| DESCRIPTION OF THE TASK |
Everything in the listing should be restated word for word.

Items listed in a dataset

* * * * *

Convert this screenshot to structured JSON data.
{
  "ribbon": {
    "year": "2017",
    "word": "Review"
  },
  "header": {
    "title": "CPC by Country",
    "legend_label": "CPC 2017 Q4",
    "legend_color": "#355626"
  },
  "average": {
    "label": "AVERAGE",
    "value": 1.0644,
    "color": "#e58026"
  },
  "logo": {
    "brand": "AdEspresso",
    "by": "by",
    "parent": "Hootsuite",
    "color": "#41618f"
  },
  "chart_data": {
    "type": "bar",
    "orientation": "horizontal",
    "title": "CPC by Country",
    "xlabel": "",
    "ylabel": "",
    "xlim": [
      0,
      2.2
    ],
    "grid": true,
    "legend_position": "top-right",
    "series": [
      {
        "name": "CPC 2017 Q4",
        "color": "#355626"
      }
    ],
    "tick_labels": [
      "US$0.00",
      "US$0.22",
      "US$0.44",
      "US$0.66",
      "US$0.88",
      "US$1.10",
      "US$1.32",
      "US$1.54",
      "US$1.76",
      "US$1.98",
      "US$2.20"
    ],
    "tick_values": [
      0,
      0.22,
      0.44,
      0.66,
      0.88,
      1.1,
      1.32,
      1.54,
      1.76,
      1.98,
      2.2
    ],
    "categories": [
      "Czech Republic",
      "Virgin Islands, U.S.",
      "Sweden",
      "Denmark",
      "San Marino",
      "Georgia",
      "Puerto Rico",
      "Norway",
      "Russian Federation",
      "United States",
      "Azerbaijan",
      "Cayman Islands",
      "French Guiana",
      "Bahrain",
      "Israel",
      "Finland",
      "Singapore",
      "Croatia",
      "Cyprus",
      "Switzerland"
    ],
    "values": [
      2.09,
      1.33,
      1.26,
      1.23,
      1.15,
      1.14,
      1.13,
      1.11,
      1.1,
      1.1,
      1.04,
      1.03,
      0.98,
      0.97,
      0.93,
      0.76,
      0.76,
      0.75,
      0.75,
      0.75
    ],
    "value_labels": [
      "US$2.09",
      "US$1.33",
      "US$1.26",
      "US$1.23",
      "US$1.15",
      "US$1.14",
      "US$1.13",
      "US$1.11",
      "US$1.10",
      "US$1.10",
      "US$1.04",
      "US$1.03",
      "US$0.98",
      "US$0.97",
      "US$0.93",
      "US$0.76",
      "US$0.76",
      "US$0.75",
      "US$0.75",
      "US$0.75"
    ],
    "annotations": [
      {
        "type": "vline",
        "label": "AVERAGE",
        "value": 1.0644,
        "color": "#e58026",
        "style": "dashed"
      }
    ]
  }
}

* * * * *

| RESULT OF THIS TASK |
Convert this screenshot to structured JSON data.
{
  "ribbon": {
    "year": "2017",
    "word": "Review"
  },
  "header": {
    "title": "CPC by Country",
    "legend_label": "CPC 2017 Q4",
    "legend_color": "#355626"
  },
  "average": {
    "label": "AVERAGE",
    "value": 1.0644,
    "color": "#e58026"
  },
  "logo": {
    "brand": "AdEspresso",
    "by": "by",
    "parent": "Hootsuite",
    "color": "#41618f"
  },
  "chart_data": {
    "type": "bar",
    "orientation": "horizontal",
    "title": "CPC by Country",
    "xlabel": "",
    "ylabel": "",
    "xlim": [
      0,
      2.2
    ],
    "grid": true,
    "legend_position": "top-right",
    "series": [
      {
        "name": "CPC 2017 Q4",
        "color": "#355626"
      }
    ],
    "tick_labels": [
      "US$0.00",
      "US$0.22",
      "US$0.44",
      "US$0.66",
      "US$0.88",
      "US$1.10",
      "US$1.32",
      "US$1.54",
      "US$1.76",
      "US$1.98",
      "US$2.20"
    ],
    "tick_values": [
      0,
      0.22,
      0.44,
      0.66,
      0.88,
      1.1,
      1.32,
      1.54,
      1.76,
      1.98,
      2.2
    ],
    "categories": [
      "Czech Republic",
      "Virgin Islands, U.S.",
      "Sweden",
      "Denmark",
      "San Marino",
      "Georgia",
      "Puerto Rico",
      "Norway",
      "Russian Federation",
      "United States",
      "Azerbaijan",
      "Cayman Islands",
      "French Guiana",
      "Bahrain",
      "Israel",
      "Finland",
      "Singapore",
      "Croatia",
      "Cyprus",
      "Switzerland"
    ],
    "values": [
      2.09,
      1.33,
      1.26,
      1.23,
      1.15,
      1.14,
      1.13,
      1.11,
      1.1,
      1.1,
      1.04,
      1.03,
      0.98,
      0.97,
      0.93,
      0.76,
      0.76,
      0.75,
      0.75,
      0.75
    ],
    "value_labels": [
      "US$2.09",
      "US$1.33",
      "US$1.26",
      "US$1.23",
      "US$1.15",
      "US$1.14",
      "US$1.13",
      "US$1.11",
      "US$1.10",
      "US$1.10",
      "US$1.04",
      "US$1.03",
      "US$0.98",
      "US$0.97",
      "US$0.93",
      "US$0.76",
      "US$0.76",
      "US$0.75",
      "US$0.75",
      "US$0.75"
    ],
    "annotations": [
      {
        "type": "vline",
        "label": "AVERAGE",
        "value": 1.0644,
        "color": "#e58026",
        "style": "dashed"
      }
    ]
  }
}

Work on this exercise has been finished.